TEXT PROVIDED →
..............................
The most unusual aspect of the stoneware bangles is not, however, their manufacture, but rather their inscriptions and their unexpected size. Every stoneware bangle carries an inscription: a single sign or group of signs from the Indus script traced onto the wet clay before firing. It may be a sacred symbol, a title or even a person’s name – there is no way of knowing at present. The diameter of every bangle is 5.5 to 6 centimetres, which is too narrow for it to have been worn around the wrist or the ankle. Perhaps the bangles were worn as a pendant or sewn onto clothing. The headband of the ‘priest-king’ statuette, and his upper arm, carry a prominent circular symbol that may depict a stoneware bangle. Bearing in mind the characters, the size and the secrecy, ‘It therefore seems a distinct possibility that the stoneware bangles were worn as badges of office by leading members of the hierarchy’, suggests McIntosh.10
Pottery from the Indus cities – both plain and painted – survives in large quantities. The potter’s wheel, employed at Mehrgarh, was in use for well over 1,000 years before the Mature period. But the urban Indus pottery is not particularly distinguished. Indeed, the pottery from Mehrgarh, especially the Faiz Mohammad ware, is probably superior to the pottery found at Harappa, Mohenjo-daro and other cities, both in form and decoration. Rather than pottery, the most vital sculpting energies of the Indus craftsman in clay, stone and other materials went into three types of object: numerous animal and human figurines, masks and toys ranging from the frankly crude to the almost sophisticated; a small but significant number of higher-quality sculptures; and, most of all, the thousands of seals.
Many of the female and male figurines appear to have been fertility figurines, judging from their nudity. They were presumably made by potters for worshippers to use in domestic rituals under a sacred tree or in the courtyard of their home. Once the ceremony was over, the figurine was probably discarded or given to children as a toy, rather than being dedicated to a shrine or building (as was common in Mesopotamia), given the figurines’ findspots. The animal figurines, which are somewhat more naturalistic and frequently charming and humorous, look as if some were simply toys, while others were intended for worship. For example, a hollow ram’s head figurine with a body like a tea cosy mounted on two wheels was assuredly a toy, whereas a finely modelled and incised, hollow, three-headed animal figurine, depicting an elephant with a hollow trunk, with two horns of a water buffalo curving along the cheeks of the elephant and the bottom jaw of a feline with bared teeth at the back of the elephant’s head, was probably some kind of cult object.
..............................
RECORD EXCERPTS →
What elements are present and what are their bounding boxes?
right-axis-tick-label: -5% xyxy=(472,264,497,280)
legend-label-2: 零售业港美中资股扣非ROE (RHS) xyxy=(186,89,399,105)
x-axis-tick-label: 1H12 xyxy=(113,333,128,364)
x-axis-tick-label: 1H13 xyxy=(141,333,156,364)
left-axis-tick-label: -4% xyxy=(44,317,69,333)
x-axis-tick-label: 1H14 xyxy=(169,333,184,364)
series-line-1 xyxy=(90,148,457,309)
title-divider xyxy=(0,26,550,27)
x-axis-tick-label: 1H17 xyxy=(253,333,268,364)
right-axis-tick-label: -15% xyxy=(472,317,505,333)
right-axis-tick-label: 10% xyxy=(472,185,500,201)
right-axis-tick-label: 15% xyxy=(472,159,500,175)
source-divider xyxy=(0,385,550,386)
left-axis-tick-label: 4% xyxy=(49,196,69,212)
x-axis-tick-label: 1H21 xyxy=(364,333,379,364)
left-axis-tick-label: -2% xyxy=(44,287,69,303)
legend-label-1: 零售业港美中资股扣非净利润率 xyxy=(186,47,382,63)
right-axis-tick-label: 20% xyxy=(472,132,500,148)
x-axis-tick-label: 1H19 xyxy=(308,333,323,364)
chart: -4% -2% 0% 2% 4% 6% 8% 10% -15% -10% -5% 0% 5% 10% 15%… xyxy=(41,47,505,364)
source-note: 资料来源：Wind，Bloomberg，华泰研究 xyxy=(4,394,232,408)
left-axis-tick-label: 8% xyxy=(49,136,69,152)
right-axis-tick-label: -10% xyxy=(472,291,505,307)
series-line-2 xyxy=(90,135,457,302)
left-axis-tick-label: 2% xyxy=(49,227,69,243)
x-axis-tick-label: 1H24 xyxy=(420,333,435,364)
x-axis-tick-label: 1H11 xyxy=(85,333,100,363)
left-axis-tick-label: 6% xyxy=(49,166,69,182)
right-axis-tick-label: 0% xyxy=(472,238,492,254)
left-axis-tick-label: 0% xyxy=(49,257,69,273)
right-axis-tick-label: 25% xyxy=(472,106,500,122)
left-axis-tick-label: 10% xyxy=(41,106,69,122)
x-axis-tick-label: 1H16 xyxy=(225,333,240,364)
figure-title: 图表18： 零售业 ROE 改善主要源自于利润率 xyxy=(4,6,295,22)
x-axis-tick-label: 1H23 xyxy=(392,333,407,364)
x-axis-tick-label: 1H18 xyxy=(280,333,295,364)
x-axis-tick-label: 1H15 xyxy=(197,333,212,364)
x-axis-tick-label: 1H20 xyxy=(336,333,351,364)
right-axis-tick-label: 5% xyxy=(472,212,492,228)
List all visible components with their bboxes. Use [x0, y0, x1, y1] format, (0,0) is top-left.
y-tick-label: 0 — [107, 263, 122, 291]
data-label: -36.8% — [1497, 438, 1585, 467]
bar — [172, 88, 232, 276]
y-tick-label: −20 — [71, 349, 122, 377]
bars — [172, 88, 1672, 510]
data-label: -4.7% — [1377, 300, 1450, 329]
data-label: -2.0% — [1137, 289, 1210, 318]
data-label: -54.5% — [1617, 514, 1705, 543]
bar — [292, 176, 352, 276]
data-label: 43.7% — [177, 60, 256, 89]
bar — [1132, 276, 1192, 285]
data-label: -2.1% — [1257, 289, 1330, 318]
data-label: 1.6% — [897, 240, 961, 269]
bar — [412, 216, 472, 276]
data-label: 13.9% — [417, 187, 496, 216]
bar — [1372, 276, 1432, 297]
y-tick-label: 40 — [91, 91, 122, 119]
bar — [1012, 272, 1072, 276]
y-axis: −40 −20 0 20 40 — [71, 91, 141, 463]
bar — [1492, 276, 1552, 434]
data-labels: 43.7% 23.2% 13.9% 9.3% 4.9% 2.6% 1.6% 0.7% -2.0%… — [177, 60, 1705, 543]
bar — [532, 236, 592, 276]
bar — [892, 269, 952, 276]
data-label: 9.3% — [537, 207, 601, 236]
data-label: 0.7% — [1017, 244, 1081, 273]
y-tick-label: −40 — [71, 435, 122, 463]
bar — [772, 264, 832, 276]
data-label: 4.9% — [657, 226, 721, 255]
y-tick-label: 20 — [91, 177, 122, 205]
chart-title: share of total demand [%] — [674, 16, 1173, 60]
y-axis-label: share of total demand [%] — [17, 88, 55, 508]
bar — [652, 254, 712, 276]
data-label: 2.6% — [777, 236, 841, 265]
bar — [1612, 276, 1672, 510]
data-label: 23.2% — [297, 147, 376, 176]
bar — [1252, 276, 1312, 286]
..............................
WRITTEN INSTRUCTION 1 →
What size range does the passage on Indus crafts give for the diameter of every stoneware bangle?
WRITTEN INSTRUCTION 2 →
Switch "title-divider" to "header-divider" and give back only the listing, from its start down through the line containing "x-axis-tick-label: 1H24 xyxy=(420,333,435,364)", with nothing else changed.
The passage on Indus crafts and the listing are unrelated to each other.

FULL RESPONSE 1 →
5.5 to 6 centimeters.

FULL RESPONSE 2 →
What elements are present and what are their bounding boxes?
right-axis-tick-label: -5% xyxy=(472,264,497,280)
legend-label-2: 零售业港美中资股扣非ROE (RHS) xyxy=(186,89,399,105)
x-axis-tick-label: 1H12 xyxy=(113,333,128,364)
x-axis-tick-label: 1H13 xyxy=(141,333,156,364)
left-axis-tick-label: -4% xyxy=(44,317,69,333)
x-axis-tick-label: 1H14 xyxy=(169,333,184,364)
series-line-1 xyxy=(90,148,457,309)
header-divider xyxy=(0,26,550,27)
x-axis-tick-label: 1H17 xyxy=(253,333,268,364)
right-axis-tick-label: -15% xyxy=(472,317,505,333)
right-axis-tick-label: 10% xyxy=(472,185,500,201)
right-axis-tick-label: 15% xyxy=(472,159,500,175)
source-divider xyxy=(0,385,550,386)
left-axis-tick-label: 4% xyxy=(49,196,69,212)
x-axis-tick-label: 1H21 xyxy=(364,333,379,364)
left-axis-tick-label: -2% xyxy=(44,287,69,303)
legend-label-1: 零售业港美中资股扣非净利润率 xyxy=(186,47,382,63)
right-axis-tick-label: 20% xyxy=(472,132,500,148)
x-axis-tick-label: 1H19 xyxy=(308,333,323,364)
chart: -4% -2% 0% 2% 4% 6% 8% 10% -15% -10% -5% 0% 5% 10% 15%… xyxy=(41,47,505,364)
source-note: 资料来源：Wind，Bloomberg，华泰研究 xyxy=(4,394,232,408)
left-axis-tick-label: 8% xyxy=(49,136,69,152)
right-axis-tick-label: -10% xyxy=(472,291,505,307)
series-line-2 xyxy=(90,135,457,302)
left-axis-tick-label: 2% xyxy=(49,227,69,243)
x-axis-tick-label: 1H24 xyxy=(420,333,435,364)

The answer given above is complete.